**Bereitgestellter Auszug:**
....

Nach einer Nacht und einem ganzen Tag trommelnden Regens – die Intensität war nicht besonders stark, nur durchschnittlich, doch die Blechdächer verstärken den Lärm bis dass man davon wahnsinnig werden könnte, hört er gestern am späteren Nachmittag plötzlich auf. Ein kühler Abend, zum ersten Mal bin ich um ein kurzärmliges T-shirt froh, normalerweise liegen nur luftige Blusen drin, ein paar Tropfen noch in der Nacht, ein trüber windiger Morgen an Meer – und nun schon wieder gleissender Sonnenschein. Ich mache einen Spaziergang am Strand um die Mittagszeit. Der Wind ist immer noch angenehm frisch, die Luft sehr klar und die Sonne blendend hell. Der Strand – wie immer um diese Zeit – gänzlich verlassen, kein Einheimischer geht in der Mittagshitze dorthin. Doch die ganze Landspitze, die das „Serena Inn Hotel“ einnimmt, hat einen sicheren Strand. Einen gut bewachten, immer patrouillieren dort Wachmänner in Uniform. Weshalb er für mich der ideale Strand geworden ist, selbst noch in der Nacht. Hierher verirrt sich kein Dieb.
Übermorgen bereits fliege ich ab. Ich muss noch etwas Tourist spielen und meine Beine bräunen. Und die drei Rucksacktouristen, die ich ebenfalls antreffe, sich bräunend und lesend, die getrauen sich sogar ins Wasser. Obwohl es heute ausserordentlich nach Kloake stinkt, was häufig der Fall ist nach dem Regen. Und dies vor dem nobelsten Hotel des Ortes.

....

**Deine Aufgaben:**
A – Übertrage aus dem Text über den Strandspaziergang den Satz „Ich mache einen Spaziergang am Strand um die Mittagszeit.“ ins Englische.
B – Ersetze im Text über den Strandspaziergang "Beine" durch "Arme" und gib dabei den Abschnitt wieder, der bei den Worten "Übermorgen bereits fliege" einsetzt und nach "Hotel des Ortes." endet.

**Auszüge aus Einträgen:**
....

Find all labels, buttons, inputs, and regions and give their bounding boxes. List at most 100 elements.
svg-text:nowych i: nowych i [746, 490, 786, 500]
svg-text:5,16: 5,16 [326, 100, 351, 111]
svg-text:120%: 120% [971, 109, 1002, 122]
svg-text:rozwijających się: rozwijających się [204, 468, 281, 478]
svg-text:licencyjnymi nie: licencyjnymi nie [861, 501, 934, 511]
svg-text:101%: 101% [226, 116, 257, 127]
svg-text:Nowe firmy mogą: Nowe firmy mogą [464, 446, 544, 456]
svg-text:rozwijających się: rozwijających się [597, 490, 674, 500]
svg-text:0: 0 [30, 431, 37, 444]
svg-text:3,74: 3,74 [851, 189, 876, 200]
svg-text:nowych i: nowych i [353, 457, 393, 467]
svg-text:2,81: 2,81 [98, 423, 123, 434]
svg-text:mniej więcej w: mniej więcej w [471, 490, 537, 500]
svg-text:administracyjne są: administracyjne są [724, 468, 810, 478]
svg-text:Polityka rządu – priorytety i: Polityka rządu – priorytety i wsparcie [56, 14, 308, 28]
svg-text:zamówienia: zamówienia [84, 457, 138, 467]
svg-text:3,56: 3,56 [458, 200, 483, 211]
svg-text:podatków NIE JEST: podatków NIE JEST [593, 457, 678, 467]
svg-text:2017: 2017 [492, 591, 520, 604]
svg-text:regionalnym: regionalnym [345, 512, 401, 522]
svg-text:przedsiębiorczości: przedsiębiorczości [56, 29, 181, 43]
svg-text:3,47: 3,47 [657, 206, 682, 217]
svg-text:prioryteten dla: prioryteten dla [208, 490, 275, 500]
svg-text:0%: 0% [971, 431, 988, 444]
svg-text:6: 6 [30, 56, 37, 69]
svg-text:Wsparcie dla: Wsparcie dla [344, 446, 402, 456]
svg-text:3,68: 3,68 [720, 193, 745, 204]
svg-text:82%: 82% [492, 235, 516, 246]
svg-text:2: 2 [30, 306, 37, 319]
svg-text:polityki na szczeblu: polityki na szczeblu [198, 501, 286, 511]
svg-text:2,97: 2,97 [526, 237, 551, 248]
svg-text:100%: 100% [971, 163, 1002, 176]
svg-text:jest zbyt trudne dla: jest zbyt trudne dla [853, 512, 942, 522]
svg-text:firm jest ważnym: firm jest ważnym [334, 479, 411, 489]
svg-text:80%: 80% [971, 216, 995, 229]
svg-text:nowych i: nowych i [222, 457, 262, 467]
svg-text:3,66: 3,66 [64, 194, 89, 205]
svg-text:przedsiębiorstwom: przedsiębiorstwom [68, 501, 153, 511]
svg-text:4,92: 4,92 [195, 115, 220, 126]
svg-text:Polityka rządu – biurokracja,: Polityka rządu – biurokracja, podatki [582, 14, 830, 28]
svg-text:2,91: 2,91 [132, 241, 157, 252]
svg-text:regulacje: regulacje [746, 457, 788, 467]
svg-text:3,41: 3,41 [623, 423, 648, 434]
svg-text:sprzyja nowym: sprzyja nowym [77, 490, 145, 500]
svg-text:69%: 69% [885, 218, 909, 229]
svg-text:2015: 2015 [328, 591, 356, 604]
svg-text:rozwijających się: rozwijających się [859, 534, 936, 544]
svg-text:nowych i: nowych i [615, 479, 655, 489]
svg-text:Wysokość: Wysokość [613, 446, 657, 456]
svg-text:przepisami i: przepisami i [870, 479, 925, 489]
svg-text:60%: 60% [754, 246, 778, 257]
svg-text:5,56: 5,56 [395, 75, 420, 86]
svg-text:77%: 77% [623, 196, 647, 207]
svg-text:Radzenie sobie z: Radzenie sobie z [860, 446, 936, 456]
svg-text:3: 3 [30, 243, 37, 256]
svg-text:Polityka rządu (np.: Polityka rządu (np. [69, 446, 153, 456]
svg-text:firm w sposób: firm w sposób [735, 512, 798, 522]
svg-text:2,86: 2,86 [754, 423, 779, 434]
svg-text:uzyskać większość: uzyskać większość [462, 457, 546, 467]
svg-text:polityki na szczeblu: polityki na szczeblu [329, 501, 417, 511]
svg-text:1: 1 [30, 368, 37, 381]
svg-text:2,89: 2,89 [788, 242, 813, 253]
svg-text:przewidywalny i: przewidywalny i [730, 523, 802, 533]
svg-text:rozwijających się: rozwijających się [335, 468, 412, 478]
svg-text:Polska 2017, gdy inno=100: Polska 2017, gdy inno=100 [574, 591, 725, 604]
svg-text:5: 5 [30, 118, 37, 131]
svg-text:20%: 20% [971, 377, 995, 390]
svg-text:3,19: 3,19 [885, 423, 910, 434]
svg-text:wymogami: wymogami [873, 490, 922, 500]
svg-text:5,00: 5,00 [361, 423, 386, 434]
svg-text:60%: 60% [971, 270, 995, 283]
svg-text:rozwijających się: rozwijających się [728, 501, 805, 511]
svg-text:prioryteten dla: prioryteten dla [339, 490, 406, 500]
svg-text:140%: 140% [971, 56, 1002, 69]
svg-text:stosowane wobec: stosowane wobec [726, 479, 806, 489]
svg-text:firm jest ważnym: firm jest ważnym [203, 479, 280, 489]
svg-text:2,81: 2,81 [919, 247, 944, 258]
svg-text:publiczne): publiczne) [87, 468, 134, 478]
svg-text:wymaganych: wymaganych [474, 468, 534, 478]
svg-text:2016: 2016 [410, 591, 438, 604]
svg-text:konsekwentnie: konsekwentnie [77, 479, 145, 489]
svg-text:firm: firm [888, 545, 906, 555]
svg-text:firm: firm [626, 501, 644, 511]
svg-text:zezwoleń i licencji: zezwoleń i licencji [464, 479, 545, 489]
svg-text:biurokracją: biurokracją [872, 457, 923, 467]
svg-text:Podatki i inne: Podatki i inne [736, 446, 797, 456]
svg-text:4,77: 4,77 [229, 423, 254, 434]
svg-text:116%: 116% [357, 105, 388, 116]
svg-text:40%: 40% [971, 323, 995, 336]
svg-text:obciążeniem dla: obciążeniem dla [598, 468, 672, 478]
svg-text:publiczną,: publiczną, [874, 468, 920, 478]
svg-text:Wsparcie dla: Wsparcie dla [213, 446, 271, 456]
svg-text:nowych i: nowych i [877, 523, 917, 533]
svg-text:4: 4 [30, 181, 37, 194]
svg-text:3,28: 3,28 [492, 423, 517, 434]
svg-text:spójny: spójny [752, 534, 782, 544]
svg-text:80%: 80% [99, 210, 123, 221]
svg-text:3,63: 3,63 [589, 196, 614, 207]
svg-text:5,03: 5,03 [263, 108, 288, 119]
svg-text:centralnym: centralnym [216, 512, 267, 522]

....

**Vollständige Antworten:**
A – I take a walk on the beach around midday.

B –
Übermorgen bereits fliege ich ab. Ich muss noch etwas Tourist spielen und meine Arme bräunen. Und die drei Rucksacktouristen, die ich ebenfalls antreffe, sich bräunend und lesend, die getrauen sich sogar ins Wasser. Obwohl es heute ausserordentlich nach Kloake stinkt, was häufig der Fall ist nach dem Regen. Und dies vor dem nobelsten Hotel des Ortes.